**SHORT PROBLEM**
Exclude the pictures; give every entry again exactly as written.

========================================================================

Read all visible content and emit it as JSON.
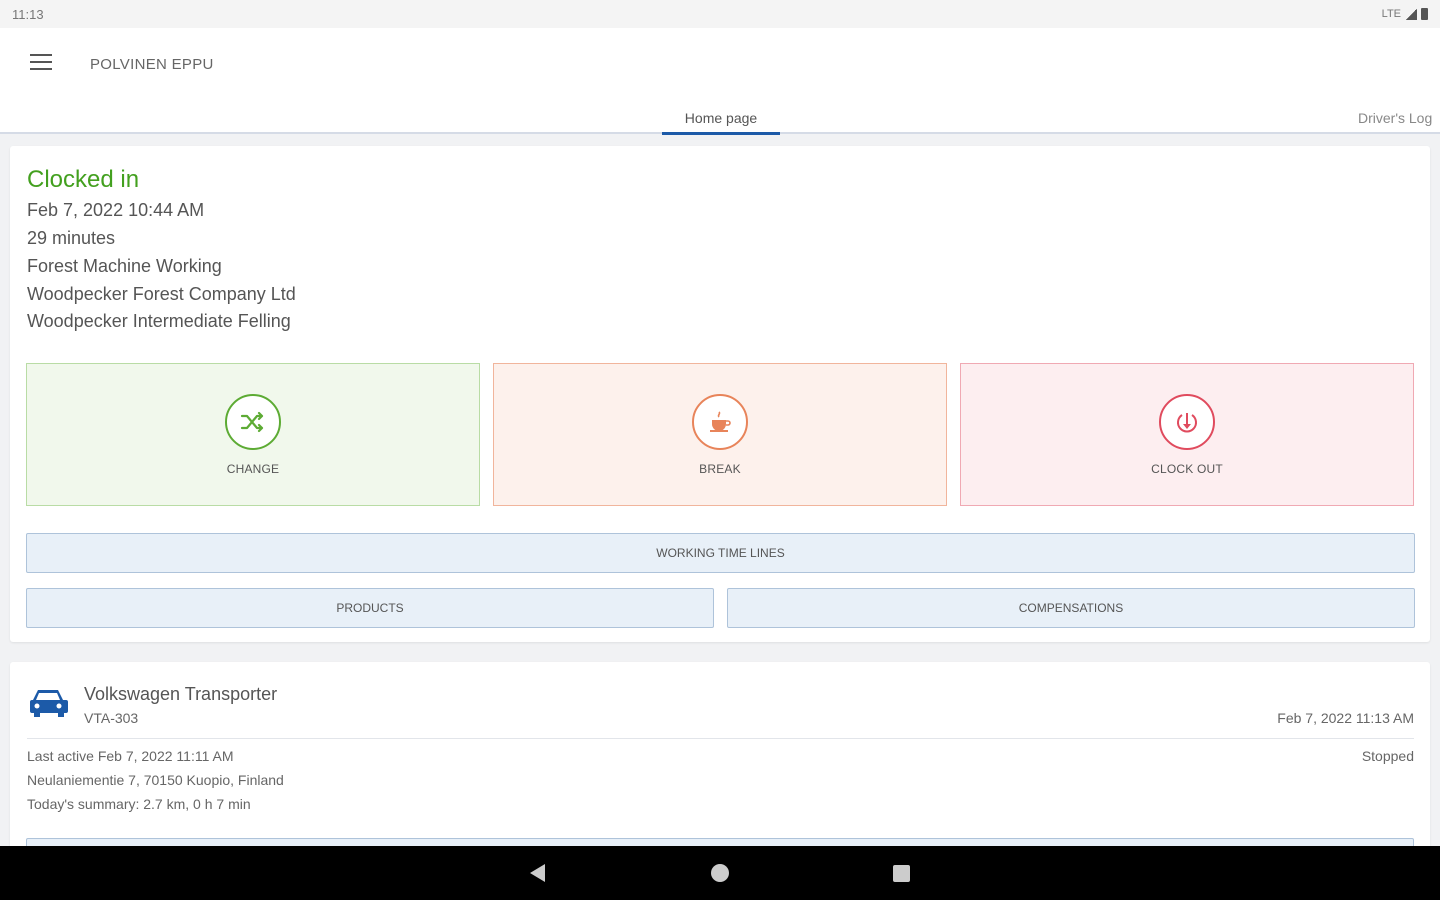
{
  "statusbar": {
    "time": "11:13",
    "network": "LTE"
  },
  "appbar": {
    "title": "POLVINEN EPPU",
    "tabs": [
      {
        "label": "Home page",
        "active": true
      },
      {
        "label": "Driver's Log",
        "active": false
      }
    ]
  },
  "clock": {
    "status": "Clocked in",
    "status_color": "#43a01f",
    "since": "Feb 7, 2022 10:44 AM",
    "duration": "29 minutes",
    "activity": "Forest Machine Working",
    "company": "Woodpecker Forest Company Ltd",
    "site": "Woodpecker Intermediate Felling"
  },
  "actions": [
    {
      "label": "CHANGE",
      "icon": "shuffle-icon",
      "color": "#5dab34"
    },
    {
      "label": "BREAK",
      "icon": "coffee-cup-icon",
      "color": "#e8845a"
    },
    {
      "label": "CLOCK OUT",
      "icon": "clock-out-icon",
      "color": "#e04b5e"
    }
  ],
  "buttons": {
    "working_time_lines": "WORKING TIME LINES",
    "products": "PRODUCTS",
    "compensations": "COMPENSATIONS"
  },
  "vehicle": {
    "name": "Volkswagen Transporter",
    "plate": "VTA-303",
    "timestamp": "Feb 7, 2022 11:13 AM",
    "last_active": "Last active Feb 7, 2022 11:11 AM",
    "address": "Neulaniementie 7, 70150 Kuopio, Finland",
    "summary": "Today's summary: 2.7 km, 0 h 7 min",
    "state": "Stopped",
    "icon": "car-icon",
    "icon_color": "#1c5aa8"
  }
}
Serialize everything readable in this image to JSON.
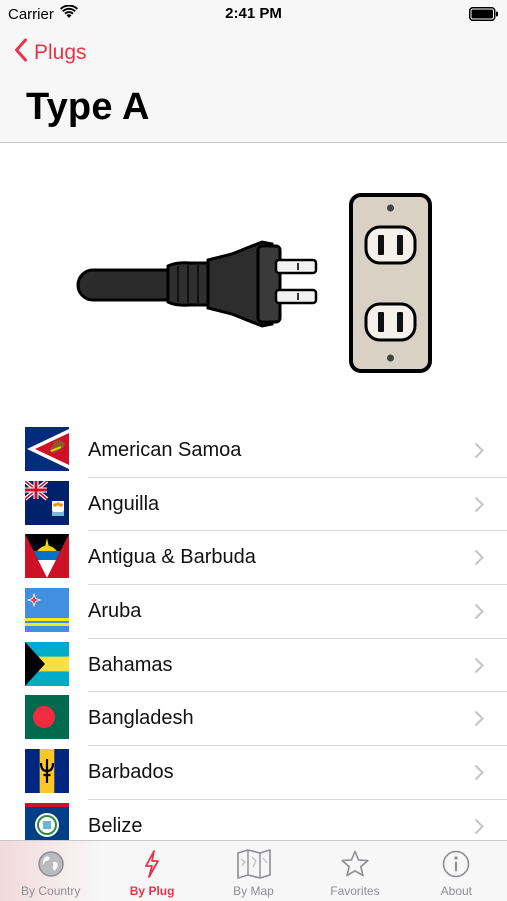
{
  "status": {
    "carrier": "Carrier",
    "time": "2:41 PM"
  },
  "nav": {
    "back_label": "Plugs",
    "title": "Type A"
  },
  "countries": [
    {
      "name": "American Samoa"
    },
    {
      "name": "Anguilla"
    },
    {
      "name": "Antigua & Barbuda"
    },
    {
      "name": "Aruba"
    },
    {
      "name": "Bahamas"
    },
    {
      "name": "Bangladesh"
    },
    {
      "name": "Barbados"
    },
    {
      "name": "Belize"
    }
  ],
  "tabs": [
    {
      "label": "By Country",
      "icon": "globe-icon"
    },
    {
      "label": "By Plug",
      "icon": "lightning-icon",
      "active": true
    },
    {
      "label": "By Map",
      "icon": "map-icon"
    },
    {
      "label": "Favorites",
      "icon": "star-icon"
    },
    {
      "label": "About",
      "icon": "info-icon"
    }
  ],
  "colors": {
    "accent": "#e8344a"
  }
}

========================================================================

**THE REPLY**
Read all visible content and emit it as JSON.
{
  "statusbar": {
    "time": "11:13",
    "network": "LTE"
  },
  "appbar": {
    "title": "POLVINEN EPPU",
    "tabs": [
      {
        "label": "Home page",
        "active": true
      },
      {
        "label": "Driver's Log",
        "active": false
      }
    ]
  },
  "clock": {
    "status": "Clocked in",
    "status_color": "#43a01f",
    "since": "Feb 7, 2022 10:44 AM",
    "duration": "29 minutes",
    "activity": "Forest Machine Working",
    "company": "Woodpecker Forest Company Ltd",
    "site": "Woodpecker Intermediate Felling"
  },
  "actions": [
    {
      "label": "CHANGE",
      "icon": "shuffle-icon",
      "color": "#5dab34"
    },
    {
      "label": "BREAK",
      "icon": "coffee-cup-icon",
      "color": "#e8845a"
    },
    {
      "label": "CLOCK OUT",
      "icon": "clock-out-icon",
      "color": "#e04b5e"
    }
  ],
  "buttons": {
    "working_time_lines": "WORKING TIME LINES",
    "products": "PRODUCTS",
    "compensations": "COMPENSATIONS"
  },
  "vehicle": {
    "name": "Volkswagen Transporter",
    "plate": "VTA-303",
    "timestamp": "Feb 7, 2022 11:13 AM",
    "last_active": "Last active Feb 7, 2022 11:11 AM",
    "address": "Neulaniementie 7, 70150 Kuopio, Finland",
    "summary": "Today's summary: 2.7 km, 0 h 7 min",
    "state": "Stopped",
    "icon": "car-icon",
    "icon_color": "#1c5aa8"
  }
}
Serialize everything readable in this image to JSON.
{
  "status": {
    "carrier": "Carrier",
    "time": "2:41 PM"
  },
  "nav": {
    "back_label": "Plugs",
    "title": "Type A"
  },
  "countries": [
    {
      "name": "American Samoa"
    },
    {
      "name": "Anguilla"
    },
    {
      "name": "Antigua & Barbuda"
    },
    {
      "name": "Aruba"
    },
    {
      "name": "Bahamas"
    },
    {
      "name": "Bangladesh"
    },
    {
      "name": "Barbados"
    },
    {
      "name": "Belize"
    }
  ],
  "tabs": [
    {
      "label": "By Country",
      "icon": "globe-icon"
    },
    {
      "label": "By Plug",
      "icon": "lightning-icon",
      "active": true
    },
    {
      "label": "By Map",
      "icon": "map-icon"
    },
    {
      "label": "Favorites",
      "icon": "star-icon"
    },
    {
      "label": "About",
      "icon": "info-icon"
    }
  ],
  "colors": {
    "accent": "#e8344a"
  }
}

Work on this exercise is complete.